**DATA LISTING**
┄┄┄┄┄┄

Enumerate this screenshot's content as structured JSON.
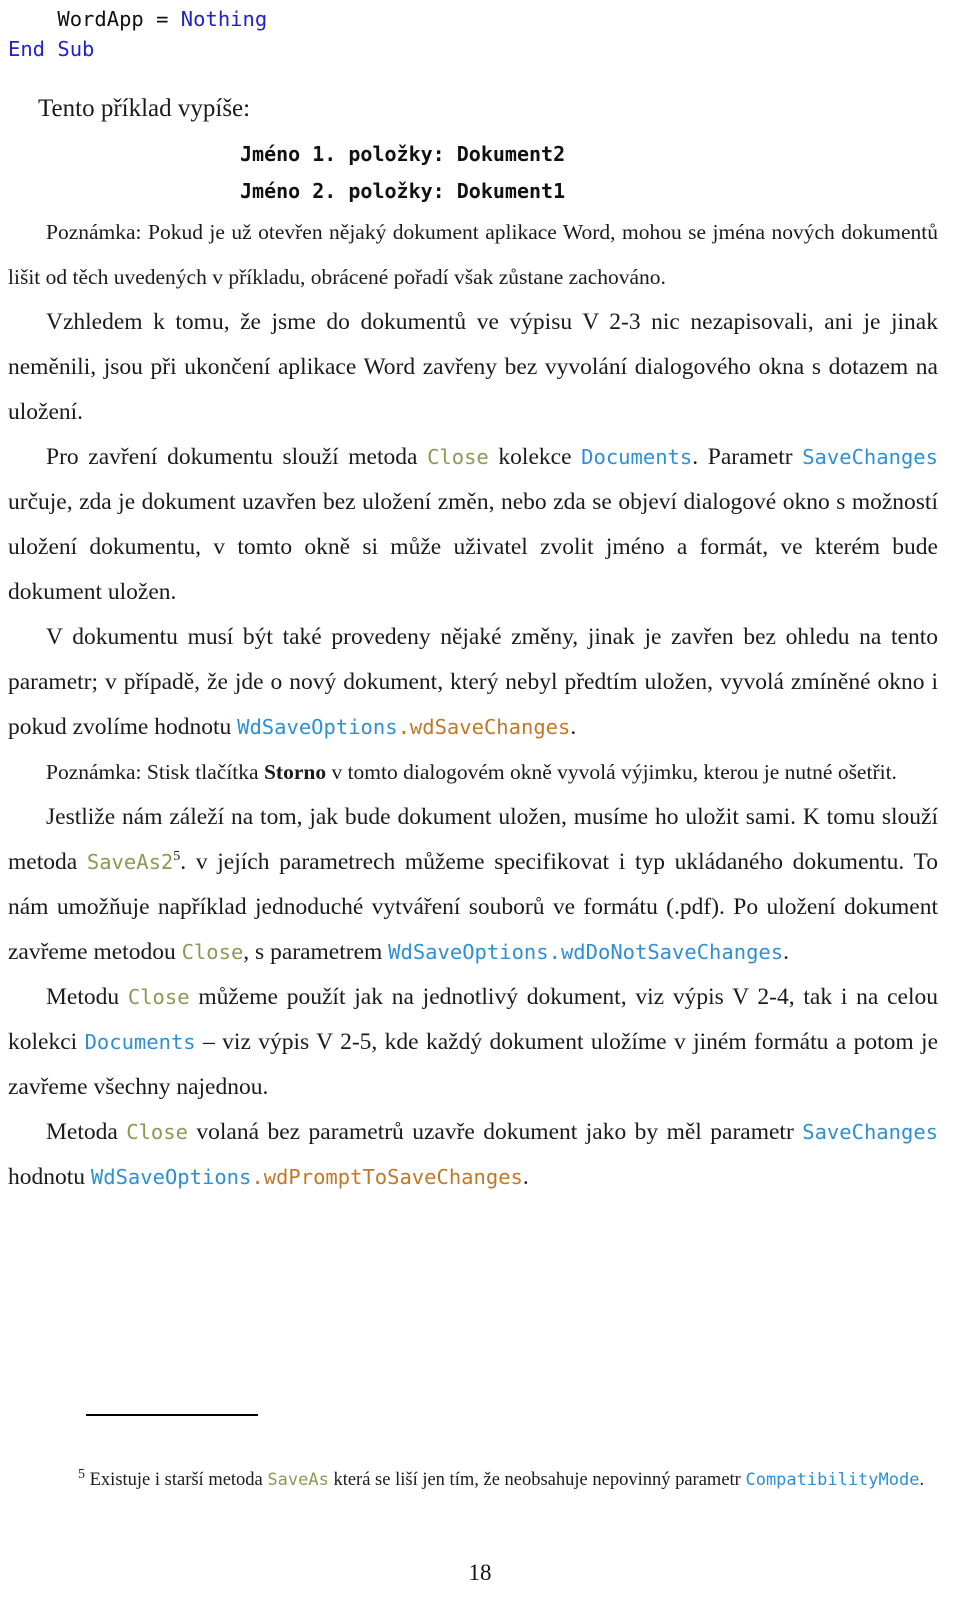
{
  "document": {
    "page_number": "18",
    "colors": {
      "code_keyword_blue": "#2222c8",
      "inline_code_blue": "#2e8fd4",
      "inline_code_olive": "#8a9a55",
      "inline_code_orange": "#c07828",
      "body_text": "#1a1a1a"
    }
  },
  "code_block": {
    "line1_pre": "    WordApp = ",
    "line1_keyword": "Nothing",
    "line2": "End Sub"
  },
  "lead": {
    "text": "Tento příklad vypíše:"
  },
  "console_output": {
    "lines": [
      "Jméno 1. položky: Dokument2",
      "Jméno 2. položky: Dokument1"
    ]
  },
  "paragraphs": {
    "note1": {
      "t1": "Poznámka: Pokud je už otevřen nějaký dokument aplikace Word, mohou se jména nových dokumentů lišit od těch uvedených v příkladu, obrácené pořadí však zůstane zachováno."
    },
    "p2": {
      "t1": "Vzhledem k tomu, že jsme do dokumentů ve výpisu V 2-3 nic nezapisovali, ani je jinak neměnili, jsou při ukončení aplikace Word zavřeny bez vyvolání dialogového okna s dotazem na uložení."
    },
    "p3": {
      "t1": "Pro zavření dokumentu slouží metoda ",
      "code1": "Close",
      "t2": " kolekce ",
      "code2": "Documents",
      "t3": ". Parametr ",
      "code3": "SaveChanges",
      "t4": " určuje, zda je dokument uzavřen bez uložení změn, nebo zda se objeví dialogové okno s možností uložení dokumentu, v tomto okně si může uživatel zvolit jméno a formát, ve kterém bude dokument uložen."
    },
    "p4": {
      "t1": "V dokumentu musí být také provedeny nějaké změny, jinak je zavřen bez ohledu na tento parametr; v případě, že jde o nový dokument, který nebyl předtím uložen, vyvolá zmíněné okno i pokud zvolíme hodnotu ",
      "code1": "WdSaveOptions",
      "code2": ".wdSaveChanges",
      "t2": "."
    },
    "note2": {
      "t1": "Poznámka: Stisk tlačítka ",
      "bold1": "Storno",
      "t2": " v tomto dialogovém okně vyvolá výjimku, kterou je nutné ošetřit."
    },
    "p5": {
      "t1": "Jestliže nám záleží na tom, jak bude dokument uložen, musíme ho uložit sami. K tomu slouží metoda ",
      "code1": "SaveAs2",
      "footnote_marker": "5",
      "t2": ". v jejích parametrech můžeme specifikovat i typ ukládaného dokumentu. To nám umožňuje například jednoduché vytváření souborů ve formátu (.pdf). Po uložení dokument zavřeme metodou ",
      "code2": "Close",
      "t3": ", s parametrem ",
      "code3": "WdSaveOptions.wdDoNotSaveChanges",
      "t4": "."
    },
    "p6": {
      "t1": "Metodu ",
      "code1": "Close",
      "t2": " můžeme použít jak na jednotlivý dokument, viz výpis V 2-4, tak i na celou kolekci ",
      "code2": "Documents",
      "t3": " – viz výpis V 2-5, kde každý dokument uložíme v jiném formátu a potom je zavřeme všechny najednou."
    },
    "p7": {
      "t1": "Metoda ",
      "code1": "Close",
      "t2": " volaná bez parametrů uzavře dokument jako by měl parametr ",
      "code2": "SaveChanges",
      "t3": " hodnotu ",
      "code3": "WdSaveOptions",
      "code4": ".wdPromptToSaveChanges",
      "t4": "."
    }
  },
  "footnote": {
    "marker": "5",
    "t1": " Existuje i starší metoda ",
    "code1": "SaveAs",
    "t2": " která se liší jen tím, že neobsahuje nepovinný parametr ",
    "code2": "CompatibilityMode",
    "t3": "."
  }
}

┄┄┄┄┄┄

**EXERCISE REQUIREMENTS**
Print the complete listing exactly as it stands, without its pictures.

**CORRECT OUTPUT**
Enumerate this screenshot's content as structured JSON.
{
  "document": {
    "page_number": "18",
    "colors": {
      "code_keyword_blue": "#2222c8",
      "inline_code_blue": "#2e8fd4",
      "inline_code_olive": "#8a9a55",
      "inline_code_orange": "#c07828",
      "body_text": "#1a1a1a"
    }
  },
  "code_block": {
    "line1_pre": "    WordApp = ",
    "line1_keyword": "Nothing",
    "line2": "End Sub"
  },
  "lead": {
    "text": "Tento příklad vypíše:"
  },
  "console_output": {
    "lines": [
      "Jméno 1. položky: Dokument2",
      "Jméno 2. položky: Dokument1"
    ]
  },
  "paragraphs": {
    "note1": {
      "t1": "Poznámka: Pokud je už otevřen nějaký dokument aplikace Word, mohou se jména nových dokumentů lišit od těch uvedených v příkladu, obrácené pořadí však zůstane zachováno."
    },
    "p2": {
      "t1": "Vzhledem k tomu, že jsme do dokumentů ve výpisu V 2-3 nic nezapisovali, ani je jinak neměnili, jsou při ukončení aplikace Word zavřeny bez vyvolání dialogového okna s dotazem na uložení."
    },
    "p3": {
      "t1": "Pro zavření dokumentu slouží metoda ",
      "code1": "Close",
      "t2": " kolekce ",
      "code2": "Documents",
      "t3": ". Parametr ",
      "code3": "SaveChanges",
      "t4": " určuje, zda je dokument uzavřen bez uložení změn, nebo zda se objeví dialogové okno s možností uložení dokumentu, v tomto okně si může uživatel zvolit jméno a formát, ve kterém bude dokument uložen."
    },
    "p4": {
      "t1": "V dokumentu musí být také provedeny nějaké změny, jinak je zavřen bez ohledu na tento parametr; v případě, že jde o nový dokument, který nebyl předtím uložen, vyvolá zmíněné okno i pokud zvolíme hodnotu ",
      "code1": "WdSaveOptions",
      "code2": ".wdSaveChanges",
      "t2": "."
    },
    "note2": {
      "t1": "Poznámka: Stisk tlačítka ",
      "bold1": "Storno",
      "t2": " v tomto dialogovém okně vyvolá výjimku, kterou je nutné ošetřit."
    },
    "p5": {
      "t1": "Jestliže nám záleží na tom, jak bude dokument uložen, musíme ho uložit sami. K tomu slouží metoda ",
      "code1": "SaveAs2",
      "footnote_marker": "5",
      "t2": ". v jejích parametrech můžeme specifikovat i typ ukládaného dokumentu. To nám umožňuje například jednoduché vytváření souborů ve formátu (.pdf). Po uložení dokument zavřeme metodou ",
      "code2": "Close",
      "t3": ", s parametrem ",
      "code3": "WdSaveOptions.wdDoNotSaveChanges",
      "t4": "."
    },
    "p6": {
      "t1": "Metodu ",
      "code1": "Close",
      "t2": " můžeme použít jak na jednotlivý dokument, viz výpis V 2-4, tak i na celou kolekci ",
      "code2": "Documents",
      "t3": " – viz výpis V 2-5, kde každý dokument uložíme v jiném formátu a potom je zavřeme všechny najednou."
    },
    "p7": {
      "t1": "Metoda ",
      "code1": "Close",
      "t2": " volaná bez parametrů uzavře dokument jako by měl parametr ",
      "code2": "SaveChanges",
      "t3": " hodnotu ",
      "code3": "WdSaveOptions",
      "code4": ".wdPromptToSaveChanges",
      "t4": "."
    }
  },
  "footnote": {
    "marker": "5",
    "t1": " Existuje i starší metoda ",
    "code1": "SaveAs",
    "t2": " která se liší jen tím, že neobsahuje nepovinný parametr ",
    "code2": "CompatibilityMode",
    "t3": "."
  }
}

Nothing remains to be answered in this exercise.